Directions for this task: The entries need to be copied exactly.
*-*-*
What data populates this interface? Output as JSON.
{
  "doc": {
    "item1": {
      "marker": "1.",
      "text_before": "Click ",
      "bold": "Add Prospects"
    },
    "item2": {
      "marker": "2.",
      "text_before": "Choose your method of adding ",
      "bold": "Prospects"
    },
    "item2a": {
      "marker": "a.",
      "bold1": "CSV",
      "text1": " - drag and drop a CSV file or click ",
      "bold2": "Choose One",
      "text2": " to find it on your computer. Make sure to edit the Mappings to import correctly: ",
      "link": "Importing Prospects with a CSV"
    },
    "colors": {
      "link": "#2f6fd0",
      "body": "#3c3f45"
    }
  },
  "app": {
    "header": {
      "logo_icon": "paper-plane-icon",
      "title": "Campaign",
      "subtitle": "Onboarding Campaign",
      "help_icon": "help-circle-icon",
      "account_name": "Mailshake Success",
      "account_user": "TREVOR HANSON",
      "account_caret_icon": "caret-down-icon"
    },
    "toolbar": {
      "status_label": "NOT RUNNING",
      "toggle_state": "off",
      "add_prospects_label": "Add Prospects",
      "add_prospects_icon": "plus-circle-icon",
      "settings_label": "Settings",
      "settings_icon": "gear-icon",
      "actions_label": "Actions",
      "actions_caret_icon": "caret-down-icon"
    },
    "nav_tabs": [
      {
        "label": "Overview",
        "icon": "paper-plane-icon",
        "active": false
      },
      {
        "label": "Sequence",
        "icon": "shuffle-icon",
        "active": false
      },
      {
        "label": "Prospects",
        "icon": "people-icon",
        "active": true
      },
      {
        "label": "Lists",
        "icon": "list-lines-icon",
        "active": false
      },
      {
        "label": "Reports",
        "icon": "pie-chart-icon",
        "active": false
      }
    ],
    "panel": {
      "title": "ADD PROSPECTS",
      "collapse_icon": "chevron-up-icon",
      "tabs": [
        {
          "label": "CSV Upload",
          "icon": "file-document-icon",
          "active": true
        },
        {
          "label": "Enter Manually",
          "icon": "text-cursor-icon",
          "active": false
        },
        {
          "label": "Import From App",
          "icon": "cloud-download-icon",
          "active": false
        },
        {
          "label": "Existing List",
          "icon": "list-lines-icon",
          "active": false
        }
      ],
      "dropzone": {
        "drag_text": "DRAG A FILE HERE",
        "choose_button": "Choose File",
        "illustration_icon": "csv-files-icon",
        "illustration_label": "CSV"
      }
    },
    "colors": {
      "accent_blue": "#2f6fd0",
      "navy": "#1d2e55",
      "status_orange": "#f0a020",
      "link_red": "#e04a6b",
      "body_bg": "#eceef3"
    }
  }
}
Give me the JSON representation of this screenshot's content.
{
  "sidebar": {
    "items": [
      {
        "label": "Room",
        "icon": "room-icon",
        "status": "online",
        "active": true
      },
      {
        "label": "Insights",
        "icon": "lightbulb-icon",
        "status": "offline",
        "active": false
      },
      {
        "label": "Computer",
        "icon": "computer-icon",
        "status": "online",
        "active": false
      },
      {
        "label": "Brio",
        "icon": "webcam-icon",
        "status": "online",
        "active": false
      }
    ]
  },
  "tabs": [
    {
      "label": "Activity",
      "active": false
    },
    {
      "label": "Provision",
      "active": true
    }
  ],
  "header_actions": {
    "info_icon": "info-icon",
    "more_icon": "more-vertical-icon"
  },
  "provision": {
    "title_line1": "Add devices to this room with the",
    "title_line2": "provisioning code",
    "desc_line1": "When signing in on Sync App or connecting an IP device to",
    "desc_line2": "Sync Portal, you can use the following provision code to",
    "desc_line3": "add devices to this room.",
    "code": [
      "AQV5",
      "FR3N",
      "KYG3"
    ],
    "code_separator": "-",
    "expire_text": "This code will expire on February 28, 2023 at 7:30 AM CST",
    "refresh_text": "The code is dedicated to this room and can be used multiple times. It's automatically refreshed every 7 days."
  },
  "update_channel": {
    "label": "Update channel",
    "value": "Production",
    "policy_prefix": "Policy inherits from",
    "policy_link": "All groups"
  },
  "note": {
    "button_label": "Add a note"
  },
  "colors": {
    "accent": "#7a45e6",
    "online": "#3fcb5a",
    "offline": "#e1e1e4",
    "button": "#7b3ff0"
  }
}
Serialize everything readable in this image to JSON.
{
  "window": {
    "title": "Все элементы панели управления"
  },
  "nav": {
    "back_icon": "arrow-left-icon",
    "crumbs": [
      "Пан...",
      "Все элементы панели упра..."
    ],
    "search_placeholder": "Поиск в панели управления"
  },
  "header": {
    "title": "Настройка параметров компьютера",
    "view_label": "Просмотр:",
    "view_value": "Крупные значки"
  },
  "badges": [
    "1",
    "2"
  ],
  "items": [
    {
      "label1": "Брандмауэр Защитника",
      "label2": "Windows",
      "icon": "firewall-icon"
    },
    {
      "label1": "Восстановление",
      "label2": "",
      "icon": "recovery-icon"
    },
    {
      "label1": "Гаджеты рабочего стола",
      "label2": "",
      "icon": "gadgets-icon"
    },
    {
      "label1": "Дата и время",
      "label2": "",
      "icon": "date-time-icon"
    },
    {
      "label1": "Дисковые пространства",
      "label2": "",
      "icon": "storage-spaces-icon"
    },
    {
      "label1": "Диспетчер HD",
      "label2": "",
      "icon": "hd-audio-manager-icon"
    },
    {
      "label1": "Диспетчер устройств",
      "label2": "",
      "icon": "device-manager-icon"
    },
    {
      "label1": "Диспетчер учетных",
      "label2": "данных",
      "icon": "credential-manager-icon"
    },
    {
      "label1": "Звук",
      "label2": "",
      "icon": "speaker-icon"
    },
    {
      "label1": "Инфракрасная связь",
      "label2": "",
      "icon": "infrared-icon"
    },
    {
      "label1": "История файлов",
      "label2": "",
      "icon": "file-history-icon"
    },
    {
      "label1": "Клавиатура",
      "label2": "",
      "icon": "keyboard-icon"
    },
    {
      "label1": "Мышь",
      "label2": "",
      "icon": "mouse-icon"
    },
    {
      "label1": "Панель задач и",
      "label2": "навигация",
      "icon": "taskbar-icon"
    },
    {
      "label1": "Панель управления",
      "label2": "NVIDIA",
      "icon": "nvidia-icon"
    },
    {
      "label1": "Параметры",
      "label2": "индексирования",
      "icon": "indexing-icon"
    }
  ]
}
*-*-*
Answer to this problem:
What data populates this interface? Output as JSON.
{
  "doc": {
    "item1": {
      "marker": "1.",
      "text_before": "Click ",
      "bold": "Add Prospects"
    },
    "item2": {
      "marker": "2.",
      "text_before": "Choose your method of adding ",
      "bold": "Prospects"
    },
    "item2a": {
      "marker": "a.",
      "bold1": "CSV",
      "text1": " - drag and drop a CSV file or click ",
      "bold2": "Choose One",
      "text2": " to find it on your computer. Make sure to edit the Mappings to import correctly: ",
      "link": "Importing Prospects with a CSV"
    },
    "colors": {
      "link": "#2f6fd0",
      "body": "#3c3f45"
    }
  },
  "app": {
    "header": {
      "logo_icon": "paper-plane-icon",
      "title": "Campaign",
      "subtitle": "Onboarding Campaign",
      "help_icon": "help-circle-icon",
      "account_name": "Mailshake Success",
      "account_user": "TREVOR HANSON",
      "account_caret_icon": "caret-down-icon"
    },
    "toolbar": {
      "status_label": "NOT RUNNING",
      "toggle_state": "off",
      "add_prospects_label": "Add Prospects",
      "add_prospects_icon": "plus-circle-icon",
      "settings_label": "Settings",
      "settings_icon": "gear-icon",
      "actions_label": "Actions",
      "actions_caret_icon": "caret-down-icon"
    },
    "nav_tabs": [
      {
        "label": "Overview",
        "icon": "paper-plane-icon",
        "active": false
      },
      {
        "label": "Sequence",
        "icon": "shuffle-icon",
        "active": false
      },
      {
        "label": "Prospects",
        "icon": "people-icon",
        "active": true
      },
      {
        "label": "Lists",
        "icon": "list-lines-icon",
        "active": false
      },
      {
        "label": "Reports",
        "icon": "pie-chart-icon",
        "active": false
      }
    ],
    "panel": {
      "title": "ADD PROSPECTS",
      "collapse_icon": "chevron-up-icon",
      "tabs": [
        {
          "label": "CSV Upload",
          "icon": "file-document-icon",
          "active": true
        },
        {
          "label": "Enter Manually",
          "icon": "text-cursor-icon",
          "active": false
        },
        {
          "label": "Import From App",
          "icon": "cloud-download-icon",
          "active": false
        },
        {
          "label": "Existing List",
          "icon": "list-lines-icon",
          "active": false
        }
      ],
      "dropzone": {
        "drag_text": "DRAG A FILE HERE",
        "choose_button": "Choose File",
        "illustration_icon": "csv-files-icon",
        "illustration_label": "CSV"
      }
    },
    "colors": {
      "accent_blue": "#2f6fd0",
      "navy": "#1d2e55",
      "status_orange": "#f0a020",
      "link_red": "#e04a6b",
      "body_bg": "#eceef3"
    }
  }
}
Give me the JSON representation of this screenshot's content.
{
  "sidebar": {
    "items": [
      {
        "label": "Room",
        "icon": "room-icon",
        "status": "online",
        "active": true
      },
      {
        "label": "Insights",
        "icon": "lightbulb-icon",
        "status": "offline",
        "active": false
      },
      {
        "label": "Computer",
        "icon": "computer-icon",
        "status": "online",
        "active": false
      },
      {
        "label": "Brio",
        "icon": "webcam-icon",
        "status": "online",
        "active": false
      }
    ]
  },
  "tabs": [
    {
      "label": "Activity",
      "active": false
    },
    {
      "label": "Provision",
      "active": true
    }
  ],
  "header_actions": {
    "info_icon": "info-icon",
    "more_icon": "more-vertical-icon"
  },
  "provision": {
    "title_line1": "Add devices to this room with the",
    "title_line2": "provisioning code",
    "desc_line1": "When signing in on Sync App or connecting an IP device to",
    "desc_line2": "Sync Portal, you can use the following provision code to",
    "desc_line3": "add devices to this room.",
    "code": [
      "AQV5",
      "FR3N",
      "KYG3"
    ],
    "code_separator": "-",
    "expire_text": "This code will expire on February 28, 2023 at 7:30 AM CST",
    "refresh_text": "The code is dedicated to this room and can be used multiple times. It's automatically refreshed every 7 days."
  },
  "update_channel": {
    "label": "Update channel",
    "value": "Production",
    "policy_prefix": "Policy inherits from",
    "policy_link": "All groups"
  },
  "note": {
    "button_label": "Add a note"
  },
  "colors": {
    "accent": "#7a45e6",
    "online": "#3fcb5a",
    "offline": "#e1e1e4",
    "button": "#7b3ff0"
  }
}
Serialize everything readable in this image to JSON.
{
  "window": {
    "title": "Все элементы панели управления"
  },
  "nav": {
    "back_icon": "arrow-left-icon",
    "crumbs": [
      "Пан...",
      "Все элементы панели упра..."
    ],
    "search_placeholder": "Поиск в панели управления"
  },
  "header": {
    "title": "Настройка параметров компьютера",
    "view_label": "Просмотр:",
    "view_value": "Крупные значки"
  },
  "badges": [
    "1",
    "2"
  ],
  "items": [
    {
      "label1": "Брандмауэр Защитника",
      "label2": "Windows",
      "icon": "firewall-icon"
    },
    {
      "label1": "Восстановление",
      "label2": "",
      "icon": "recovery-icon"
    },
    {
      "label1": "Гаджеты рабочего стола",
      "label2": "",
      "icon": "gadgets-icon"
    },
    {
      "label1": "Дата и время",
      "label2": "",
      "icon": "date-time-icon"
    },
    {
      "label1": "Дисковые пространства",
      "label2": "",
      "icon": "storage-spaces-icon"
    },
    {
      "label1": "Диспетчер HD",
      "label2": "",
      "icon": "hd-audio-manager-icon"
    },
    {
      "label1": "Диспетчер устройств",
      "label2": "",
      "icon": "device-manager-icon"
    },
    {
      "label1": "Диспетчер учетных",
      "label2": "данных",
      "icon": "credential-manager-icon"
    },
    {
      "label1": "Звук",
      "label2": "",
      "icon": "speaker-icon"
    },
    {
      "label1": "Инфракрасная связь",
      "label2": "",
      "icon": "infrared-icon"
    },
    {
      "label1": "История файлов",
      "label2": "",
      "icon": "file-history-icon"
    },
    {
      "label1": "Клавиатура",
      "label2": "",
      "icon": "keyboard-icon"
    },
    {
      "label1": "Мышь",
      "label2": "",
      "icon": "mouse-icon"
    },
    {
      "label1": "Панель задач и",
      "label2": "навигация",
      "icon": "taskbar-icon"
    },
    {
      "label1": "Панель управления",
      "label2": "NVIDIA",
      "icon": "nvidia-icon"
    },
    {
      "label1": "Параметры",
      "label2": "индексирования",
      "icon": "indexing-icon"
    }
  ]
}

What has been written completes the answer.